----- MATERIAL TO PROCESS -----

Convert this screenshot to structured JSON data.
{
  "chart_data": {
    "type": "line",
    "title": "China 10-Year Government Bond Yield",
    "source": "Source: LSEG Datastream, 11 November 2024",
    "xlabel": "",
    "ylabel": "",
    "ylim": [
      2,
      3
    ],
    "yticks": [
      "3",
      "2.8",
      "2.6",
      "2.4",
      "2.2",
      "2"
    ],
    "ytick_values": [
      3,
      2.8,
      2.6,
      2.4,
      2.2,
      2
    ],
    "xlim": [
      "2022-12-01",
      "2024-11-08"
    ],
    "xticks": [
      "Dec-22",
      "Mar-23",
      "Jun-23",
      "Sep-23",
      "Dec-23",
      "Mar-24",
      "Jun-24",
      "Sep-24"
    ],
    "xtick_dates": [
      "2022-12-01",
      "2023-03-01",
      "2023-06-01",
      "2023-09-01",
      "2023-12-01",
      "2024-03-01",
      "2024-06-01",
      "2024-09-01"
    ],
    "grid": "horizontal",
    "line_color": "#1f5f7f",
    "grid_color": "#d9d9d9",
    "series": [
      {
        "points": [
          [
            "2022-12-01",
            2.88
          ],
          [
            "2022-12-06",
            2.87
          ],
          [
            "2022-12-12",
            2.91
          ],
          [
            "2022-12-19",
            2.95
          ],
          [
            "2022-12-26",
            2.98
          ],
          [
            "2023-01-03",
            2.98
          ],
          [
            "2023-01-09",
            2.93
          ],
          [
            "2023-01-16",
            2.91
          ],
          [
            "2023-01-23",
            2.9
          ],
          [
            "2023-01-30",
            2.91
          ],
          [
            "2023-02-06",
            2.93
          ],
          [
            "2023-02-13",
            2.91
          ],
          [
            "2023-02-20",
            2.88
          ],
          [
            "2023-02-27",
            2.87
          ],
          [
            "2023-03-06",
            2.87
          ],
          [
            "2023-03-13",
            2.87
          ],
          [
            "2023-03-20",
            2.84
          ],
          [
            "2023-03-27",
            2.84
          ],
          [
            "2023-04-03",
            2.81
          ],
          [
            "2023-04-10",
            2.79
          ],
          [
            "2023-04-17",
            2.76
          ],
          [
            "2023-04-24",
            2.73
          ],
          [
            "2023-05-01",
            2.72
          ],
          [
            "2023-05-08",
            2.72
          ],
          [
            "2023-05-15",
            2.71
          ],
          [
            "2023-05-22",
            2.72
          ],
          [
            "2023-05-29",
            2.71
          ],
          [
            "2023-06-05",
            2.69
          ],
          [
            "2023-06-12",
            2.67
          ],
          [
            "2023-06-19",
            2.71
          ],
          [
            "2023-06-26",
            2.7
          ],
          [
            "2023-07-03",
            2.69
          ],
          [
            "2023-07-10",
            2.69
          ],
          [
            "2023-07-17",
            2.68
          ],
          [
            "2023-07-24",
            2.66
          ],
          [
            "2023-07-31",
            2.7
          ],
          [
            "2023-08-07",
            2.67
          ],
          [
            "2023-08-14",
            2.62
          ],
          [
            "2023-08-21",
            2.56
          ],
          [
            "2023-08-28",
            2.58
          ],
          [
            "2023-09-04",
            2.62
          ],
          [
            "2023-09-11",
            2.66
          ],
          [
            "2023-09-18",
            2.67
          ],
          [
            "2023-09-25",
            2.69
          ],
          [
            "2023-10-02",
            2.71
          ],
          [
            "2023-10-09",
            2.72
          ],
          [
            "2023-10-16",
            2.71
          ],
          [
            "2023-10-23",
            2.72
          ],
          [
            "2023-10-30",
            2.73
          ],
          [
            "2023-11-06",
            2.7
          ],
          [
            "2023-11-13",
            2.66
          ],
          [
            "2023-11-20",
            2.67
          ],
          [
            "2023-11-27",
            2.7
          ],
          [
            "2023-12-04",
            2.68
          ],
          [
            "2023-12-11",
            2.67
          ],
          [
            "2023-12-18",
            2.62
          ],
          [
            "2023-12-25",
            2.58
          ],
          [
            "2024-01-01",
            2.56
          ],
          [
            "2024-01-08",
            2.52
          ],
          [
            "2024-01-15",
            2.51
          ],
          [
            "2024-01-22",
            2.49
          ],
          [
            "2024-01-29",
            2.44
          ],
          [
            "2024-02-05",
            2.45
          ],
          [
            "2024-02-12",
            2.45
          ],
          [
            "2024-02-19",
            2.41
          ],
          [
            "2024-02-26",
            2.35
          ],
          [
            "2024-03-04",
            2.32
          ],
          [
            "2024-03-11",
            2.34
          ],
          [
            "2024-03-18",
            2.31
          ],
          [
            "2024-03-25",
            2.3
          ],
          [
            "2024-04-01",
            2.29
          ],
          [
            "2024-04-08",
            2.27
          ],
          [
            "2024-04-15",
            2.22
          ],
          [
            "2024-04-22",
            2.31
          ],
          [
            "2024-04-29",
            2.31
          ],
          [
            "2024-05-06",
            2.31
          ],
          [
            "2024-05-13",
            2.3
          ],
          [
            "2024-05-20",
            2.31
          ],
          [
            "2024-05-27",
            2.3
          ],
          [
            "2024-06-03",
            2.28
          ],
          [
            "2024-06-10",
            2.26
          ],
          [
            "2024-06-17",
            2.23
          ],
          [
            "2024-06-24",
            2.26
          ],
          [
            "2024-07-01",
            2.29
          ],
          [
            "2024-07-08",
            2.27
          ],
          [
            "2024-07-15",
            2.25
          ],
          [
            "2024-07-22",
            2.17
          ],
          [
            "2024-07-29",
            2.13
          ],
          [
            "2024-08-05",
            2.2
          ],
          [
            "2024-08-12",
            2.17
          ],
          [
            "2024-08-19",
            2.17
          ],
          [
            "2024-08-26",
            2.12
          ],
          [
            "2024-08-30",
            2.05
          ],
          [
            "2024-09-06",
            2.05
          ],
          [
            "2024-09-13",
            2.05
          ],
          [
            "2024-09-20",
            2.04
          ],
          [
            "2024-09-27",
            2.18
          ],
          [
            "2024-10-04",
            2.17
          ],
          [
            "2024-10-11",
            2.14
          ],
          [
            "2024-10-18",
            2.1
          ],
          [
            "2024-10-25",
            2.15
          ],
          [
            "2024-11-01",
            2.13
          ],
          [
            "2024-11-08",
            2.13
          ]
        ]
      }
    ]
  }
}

-----

Transcribe the entire listing above precisely.

* _THE OUTPUT_:
Convert this screenshot to structured JSON data.
{
  "chart_data": {
    "type": "line",
    "title": "China 10-Year Government Bond Yield",
    "source": "Source: LSEG Datastream, 11 November 2024",
    "xlabel": "",
    "ylabel": "",
    "ylim": [
      2,
      3
    ],
    "yticks": [
      "3",
      "2.8",
      "2.6",
      "2.4",
      "2.2",
      "2"
    ],
    "ytick_values": [
      3,
      2.8,
      2.6,
      2.4,
      2.2,
      2
    ],
    "xlim": [
      "2022-12-01",
      "2024-11-08"
    ],
    "xticks": [
      "Dec-22",
      "Mar-23",
      "Jun-23",
      "Sep-23",
      "Dec-23",
      "Mar-24",
      "Jun-24",
      "Sep-24"
    ],
    "xtick_dates": [
      "2022-12-01",
      "2023-03-01",
      "2023-06-01",
      "2023-09-01",
      "2023-12-01",
      "2024-03-01",
      "2024-06-01",
      "2024-09-01"
    ],
    "grid": "horizontal",
    "line_color": "#1f5f7f",
    "grid_color": "#d9d9d9",
    "series": [
      {
        "points": [
          [
            "2022-12-01",
            2.88
          ],
          [
            "2022-12-06",
            2.87
          ],
          [
            "2022-12-12",
            2.91
          ],
          [
            "2022-12-19",
            2.95
          ],
          [
            "2022-12-26",
            2.98
          ],
          [
            "2023-01-03",
            2.98
          ],
          [
            "2023-01-09",
            2.93
          ],
          [
            "2023-01-16",
            2.91
          ],
          [
            "2023-01-23",
            2.9
          ],
          [
            "2023-01-30",
            2.91
          ],
          [
            "2023-02-06",
            2.93
          ],
          [
            "2023-02-13",
            2.91
          ],
          [
            "2023-02-20",
            2.88
          ],
          [
            "2023-02-27",
            2.87
          ],
          [
            "2023-03-06",
            2.87
          ],
          [
            "2023-03-13",
            2.87
          ],
          [
            "2023-03-20",
            2.84
          ],
          [
            "2023-03-27",
            2.84
          ],
          [
            "2023-04-03",
            2.81
          ],
          [
            "2023-04-10",
            2.79
          ],
          [
            "2023-04-17",
            2.76
          ],
          [
            "2023-04-24",
            2.73
          ],
          [
            "2023-05-01",
            2.72
          ],
          [
            "2023-05-08",
            2.72
          ],
          [
            "2023-05-15",
            2.71
          ],
          [
            "2023-05-22",
            2.72
          ],
          [
            "2023-05-29",
            2.71
          ],
          [
            "2023-06-05",
            2.69
          ],
          [
            "2023-06-12",
            2.67
          ],
          [
            "2023-06-19",
            2.71
          ],
          [
            "2023-06-26",
            2.7
          ],
          [
            "2023-07-03",
            2.69
          ],
          [
            "2023-07-10",
            2.69
          ],
          [
            "2023-07-17",
            2.68
          ],
          [
            "2023-07-24",
            2.66
          ],
          [
            "2023-07-31",
            2.7
          ],
          [
            "2023-08-07",
            2.67
          ],
          [
            "2023-08-14",
            2.62
          ],
          [
            "2023-08-21",
            2.56
          ],
          [
            "2023-08-28",
            2.58
          ],
          [
            "2023-09-04",
            2.62
          ],
          [
            "2023-09-11",
            2.66
          ],
          [
            "2023-09-18",
            2.67
          ],
          [
            "2023-09-25",
            2.69
          ],
          [
            "2023-10-02",
            2.71
          ],
          [
            "2023-10-09",
            2.72
          ],
          [
            "2023-10-16",
            2.71
          ],
          [
            "2023-10-23",
            2.72
          ],
          [
            "2023-10-30",
            2.73
          ],
          [
            "2023-11-06",
            2.7
          ],
          [
            "2023-11-13",
            2.66
          ],
          [
            "2023-11-20",
            2.67
          ],
          [
            "2023-11-27",
            2.7
          ],
          [
            "2023-12-04",
            2.68
          ],
          [
            "2023-12-11",
            2.67
          ],
          [
            "2023-12-18",
            2.62
          ],
          [
            "2023-12-25",
            2.58
          ],
          [
            "2024-01-01",
            2.56
          ],
          [
            "2024-01-08",
            2.52
          ],
          [
            "2024-01-15",
            2.51
          ],
          [
            "2024-01-22",
            2.49
          ],
          [
            "2024-01-29",
            2.44
          ],
          [
            "2024-02-05",
            2.45
          ],
          [
            "2024-02-12",
            2.45
          ],
          [
            "2024-02-19",
            2.41
          ],
          [
            "2024-02-26",
            2.35
          ],
          [
            "2024-03-04",
            2.32
          ],
          [
            "2024-03-11",
            2.34
          ],
          [
            "2024-03-18",
            2.31
          ],
          [
            "2024-03-25",
            2.3
          ],
          [
            "2024-04-01",
            2.29
          ],
          [
            "2024-04-08",
            2.27
          ],
          [
            "2024-04-15",
            2.22
          ],
          [
            "2024-04-22",
            2.31
          ],
          [
            "2024-04-29",
            2.31
          ],
          [
            "2024-05-06",
            2.31
          ],
          [
            "2024-05-13",
            2.3
          ],
          [
            "2024-05-20",
            2.31
          ],
          [
            "2024-05-27",
            2.3
          ],
          [
            "2024-06-03",
            2.28
          ],
          [
            "2024-06-10",
            2.26
          ],
          [
            "2024-06-17",
            2.23
          ],
          [
            "2024-06-24",
            2.26
          ],
          [
            "2024-07-01",
            2.29
          ],
          [
            "2024-07-08",
            2.27
          ],
          [
            "2024-07-15",
            2.25
          ],
          [
            "2024-07-22",
            2.17
          ],
          [
            "2024-07-29",
            2.13
          ],
          [
            "2024-08-05",
            2.2
          ],
          [
            "2024-08-12",
            2.17
          ],
          [
            "2024-08-19",
            2.17
          ],
          [
            "2024-08-26",
            2.12
          ],
          [
            "2024-08-30",
            2.05
          ],
          [
            "2024-09-06",
            2.05
          ],
          [
            "2024-09-13",
            2.05
          ],
          [
            "2024-09-20",
            2.04
          ],
          [
            "2024-09-27",
            2.18
          ],
          [
            "2024-10-04",
            2.17
          ],
          [
            "2024-10-11",
            2.14
          ],
          [
            "2024-10-18",
            2.1
          ],
          [
            "2024-10-25",
            2.15
          ],
          [
            "2024-11-01",
            2.13
          ],
          [
            "2024-11-08",
            2.13
          ]
        ]
      }
    ]
  }
}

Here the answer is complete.